### Your goal
List every line in this data where the string "title" occurs.
┄┄┄┄┄┄
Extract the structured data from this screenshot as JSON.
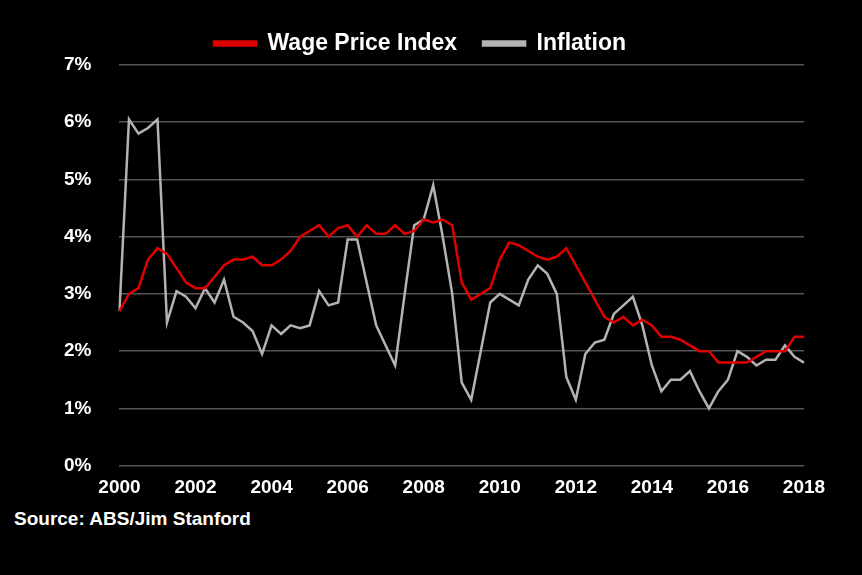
{
  "chart_data": {
    "type": "line",
    "annotation": "Source: ABS/Jim Stanford",
    "categories": [
      "2000",
      null,
      null,
      null,
      null,
      null,
      null,
      null,
      "2002",
      null,
      null,
      null,
      null,
      null,
      null,
      null,
      "2004",
      null,
      null,
      null,
      null,
      null,
      null,
      null,
      "2006",
      null,
      null,
      null,
      null,
      null,
      null,
      null,
      "2008",
      null,
      null,
      null,
      null,
      null,
      null,
      null,
      "2010",
      null,
      null,
      null,
      null,
      null,
      null,
      null,
      "2012",
      null,
      null,
      null,
      null,
      null,
      null,
      null,
      "2014",
      null,
      null,
      null,
      null,
      null,
      null,
      null,
      "2016",
      null,
      null,
      null,
      null,
      null,
      null,
      null,
      "2018"
    ],
    "series": [
      {
        "name": "Wage Price Index",
        "color": "#e00000",
        "values": [
          2.7,
          3.0,
          3.1,
          3.6,
          3.8,
          3.7,
          3.45,
          3.2,
          3.1,
          3.1,
          3.3,
          3.5,
          3.6,
          3.6,
          3.65,
          3.5,
          3.5,
          3.6,
          3.75,
          4.0,
          4.1,
          4.2,
          4.0,
          4.15,
          4.2,
          4.0,
          4.2,
          4.05,
          4.05,
          4.2,
          4.05,
          4.1,
          4.3,
          4.25,
          4.3,
          4.2,
          3.2,
          2.9,
          3.0,
          3.1,
          3.6,
          3.9,
          3.85,
          3.75,
          3.65,
          3.6,
          3.65,
          3.8,
          3.5,
          3.2,
          2.9,
          2.6,
          2.5,
          2.6,
          2.45,
          2.55,
          2.45,
          2.25,
          2.25,
          2.2,
          2.1,
          2.0,
          2.0,
          1.8,
          1.8,
          1.8,
          1.8,
          1.9,
          2.0,
          2.0,
          2.0,
          2.25,
          2.25
        ]
      },
      {
        "name": "Inflation",
        "color": "#b3b3b3",
        "values": [
          2.7,
          6.05,
          5.8,
          5.9,
          6.05,
          2.5,
          3.05,
          2.95,
          2.75,
          3.1,
          2.85,
          3.25,
          2.6,
          2.5,
          2.35,
          1.95,
          2.45,
          2.3,
          2.45,
          2.4,
          2.45,
          3.05,
          2.8,
          2.85,
          3.95,
          3.95,
          3.2,
          2.45,
          2.1,
          1.75,
          3.0,
          4.2,
          4.3,
          4.9,
          4.0,
          3.0,
          1.45,
          1.15,
          2.0,
          2.85,
          3.0,
          2.9,
          2.8,
          3.25,
          3.5,
          3.35,
          3.0,
          1.55,
          1.15,
          1.95,
          2.15,
          2.2,
          2.65,
          2.8,
          2.95,
          2.45,
          1.75,
          1.3,
          1.5,
          1.5,
          1.65,
          1.3,
          1.0,
          1.3,
          1.5,
          2.0,
          1.9,
          1.75,
          1.85,
          1.85,
          2.1,
          1.9,
          1.8
        ]
      }
    ],
    "ylim": [
      0,
      7
    ],
    "yticks": [
      {
        "value": 0,
        "label": "0%"
      },
      {
        "value": 1,
        "label": "1%"
      },
      {
        "value": 2,
        "label": "2%"
      },
      {
        "value": 3,
        "label": "3%"
      },
      {
        "value": 4,
        "label": "4%"
      },
      {
        "value": 5,
        "label": "5%"
      },
      {
        "value": 6,
        "label": "6%"
      },
      {
        "value": 7,
        "label": "7%"
      }
    ],
    "grid": true,
    "legend": "top"
  }
}
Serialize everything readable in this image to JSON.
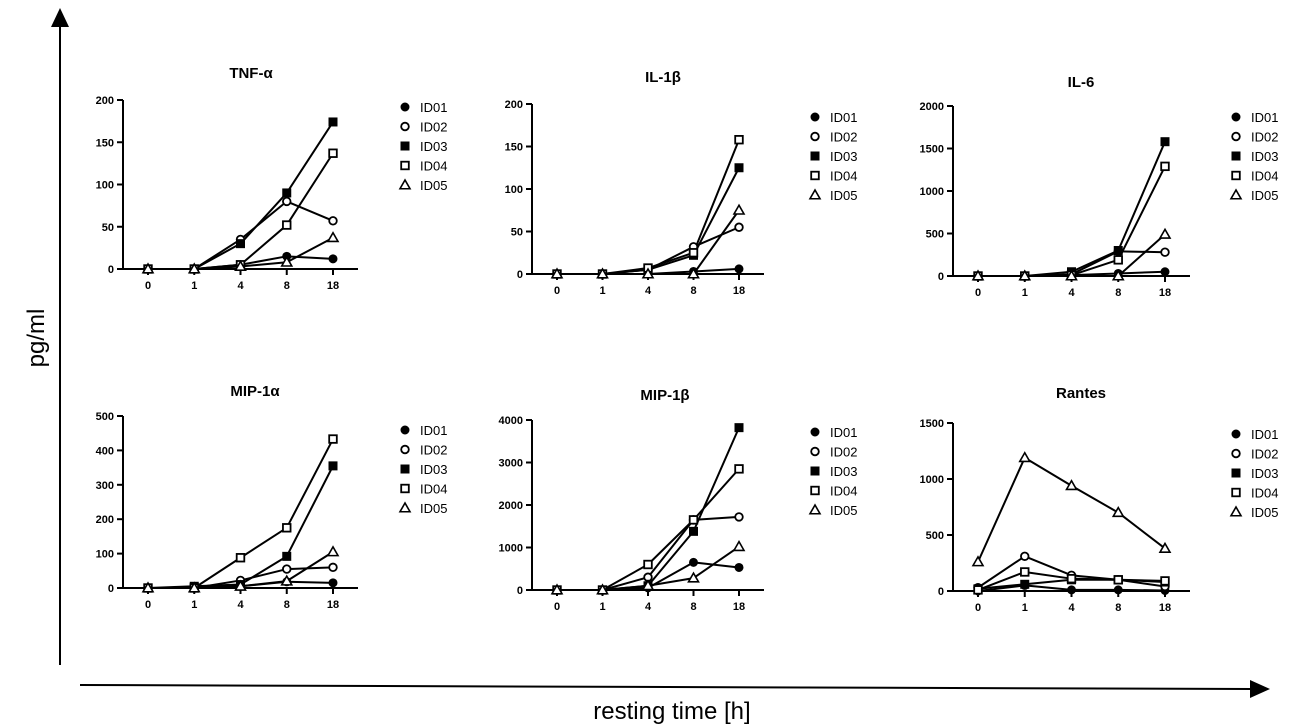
{
  "figure": {
    "ylabel": "pg/ml",
    "xlabel": "resting time [h]"
  },
  "chart_data": [
    {
      "type": "line",
      "title": "TNF-α",
      "categories": [
        "0",
        "1",
        "4",
        "8",
        "18"
      ],
      "yticks": [
        0,
        50,
        100,
        150,
        200
      ],
      "ylim": [
        0,
        200
      ],
      "series": [
        {
          "name": "ID01",
          "marker": "filled-circle",
          "values": [
            0,
            0,
            5,
            15,
            12
          ]
        },
        {
          "name": "ID02",
          "marker": "open-circle",
          "values": [
            0,
            0,
            35,
            80,
            57
          ]
        },
        {
          "name": "ID03",
          "marker": "filled-square",
          "values": [
            0,
            0,
            30,
            90,
            174
          ]
        },
        {
          "name": "ID04",
          "marker": "open-square",
          "values": [
            0,
            0,
            5,
            52,
            137
          ]
        },
        {
          "name": "ID05",
          "marker": "open-triangle",
          "values": [
            0,
            0,
            3,
            8,
            37
          ]
        }
      ]
    },
    {
      "type": "line",
      "title": "IL-1β",
      "categories": [
        "0",
        "1",
        "4",
        "8",
        "18"
      ],
      "yticks": [
        0,
        50,
        100,
        150,
        200
      ],
      "ylim": [
        0,
        200
      ],
      "series": [
        {
          "name": "ID01",
          "marker": "filled-circle",
          "values": [
            0,
            0,
            0,
            3,
            6
          ]
        },
        {
          "name": "ID02",
          "marker": "open-circle",
          "values": [
            0,
            0,
            5,
            32,
            55
          ]
        },
        {
          "name": "ID03",
          "marker": "filled-square",
          "values": [
            0,
            0,
            5,
            22,
            125
          ]
        },
        {
          "name": "ID04",
          "marker": "open-square",
          "values": [
            0,
            0,
            7,
            25,
            158
          ]
        },
        {
          "name": "ID05",
          "marker": "open-triangle",
          "values": [
            0,
            0,
            0,
            0,
            75
          ]
        }
      ]
    },
    {
      "type": "line",
      "title": "IL-6",
      "categories": [
        "0",
        "1",
        "4",
        "8",
        "18"
      ],
      "yticks": [
        0,
        500,
        1000,
        1500,
        2000
      ],
      "ylim": [
        0,
        2000
      ],
      "series": [
        {
          "name": "ID01",
          "marker": "filled-circle",
          "values": [
            0,
            0,
            10,
            30,
            50
          ]
        },
        {
          "name": "ID02",
          "marker": "open-circle",
          "values": [
            0,
            0,
            20,
            290,
            280
          ]
        },
        {
          "name": "ID03",
          "marker": "filled-square",
          "values": [
            0,
            0,
            50,
            300,
            1580
          ]
        },
        {
          "name": "ID04",
          "marker": "open-square",
          "values": [
            0,
            0,
            10,
            190,
            1290
          ]
        },
        {
          "name": "ID05",
          "marker": "open-triangle",
          "values": [
            0,
            0,
            0,
            0,
            490
          ]
        }
      ]
    },
    {
      "type": "line",
      "title": "MIP-1α",
      "categories": [
        "0",
        "1",
        "4",
        "8",
        "18"
      ],
      "yticks": [
        0,
        100,
        200,
        300,
        400,
        500
      ],
      "ylim": [
        0,
        500
      ],
      "series": [
        {
          "name": "ID01",
          "marker": "filled-circle",
          "values": [
            0,
            0,
            5,
            18,
            15
          ]
        },
        {
          "name": "ID02",
          "marker": "open-circle",
          "values": [
            0,
            0,
            22,
            55,
            60
          ]
        },
        {
          "name": "ID03",
          "marker": "filled-square",
          "values": [
            0,
            5,
            10,
            92,
            355
          ]
        },
        {
          "name": "ID04",
          "marker": "open-square",
          "values": [
            0,
            0,
            88,
            175,
            433
          ]
        },
        {
          "name": "ID05",
          "marker": "open-triangle",
          "values": [
            0,
            0,
            5,
            20,
            105
          ]
        }
      ]
    },
    {
      "type": "line",
      "title": "MIP-1β",
      "categories": [
        "0",
        "1",
        "4",
        "8",
        "18"
      ],
      "yticks": [
        0,
        1000,
        2000,
        3000,
        4000
      ],
      "ylim": [
        0,
        4000
      ],
      "series": [
        {
          "name": "ID01",
          "marker": "filled-circle",
          "values": [
            0,
            0,
            50,
            650,
            530
          ]
        },
        {
          "name": "ID02",
          "marker": "open-circle",
          "values": [
            0,
            0,
            300,
            1650,
            1720
          ]
        },
        {
          "name": "ID03",
          "marker": "filled-square",
          "values": [
            0,
            0,
            100,
            1380,
            3820
          ]
        },
        {
          "name": "ID04",
          "marker": "open-square",
          "values": [
            0,
            0,
            600,
            1650,
            2850
          ]
        },
        {
          "name": "ID05",
          "marker": "open-triangle",
          "values": [
            0,
            0,
            100,
            280,
            1020
          ]
        }
      ]
    },
    {
      "type": "line",
      "title": "Rantes",
      "categories": [
        "0",
        "1",
        "4",
        "8",
        "18"
      ],
      "yticks": [
        0,
        500,
        1000,
        1500
      ],
      "ylim": [
        0,
        1500
      ],
      "series": [
        {
          "name": "ID01",
          "marker": "filled-circle",
          "values": [
            0,
            50,
            10,
            10,
            5
          ]
        },
        {
          "name": "ID02",
          "marker": "open-circle",
          "values": [
            30,
            310,
            140,
            100,
            40
          ]
        },
        {
          "name": "ID03",
          "marker": "filled-square",
          "values": [
            20,
            60,
            100,
            100,
            80
          ]
        },
        {
          "name": "ID04",
          "marker": "open-square",
          "values": [
            10,
            170,
            110,
            100,
            90
          ]
        },
        {
          "name": "ID05",
          "marker": "open-triangle",
          "values": [
            260,
            1190,
            940,
            700,
            380
          ]
        }
      ]
    }
  ]
}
┄┄┄┄┄┄
### Exercise answer
      "title": "TNF-α",
      "title": "IL-1β",
      "title": "IL-6",
      "title": "MIP-1α",
      "title": "MIP-1β",
      "title": "Rantes",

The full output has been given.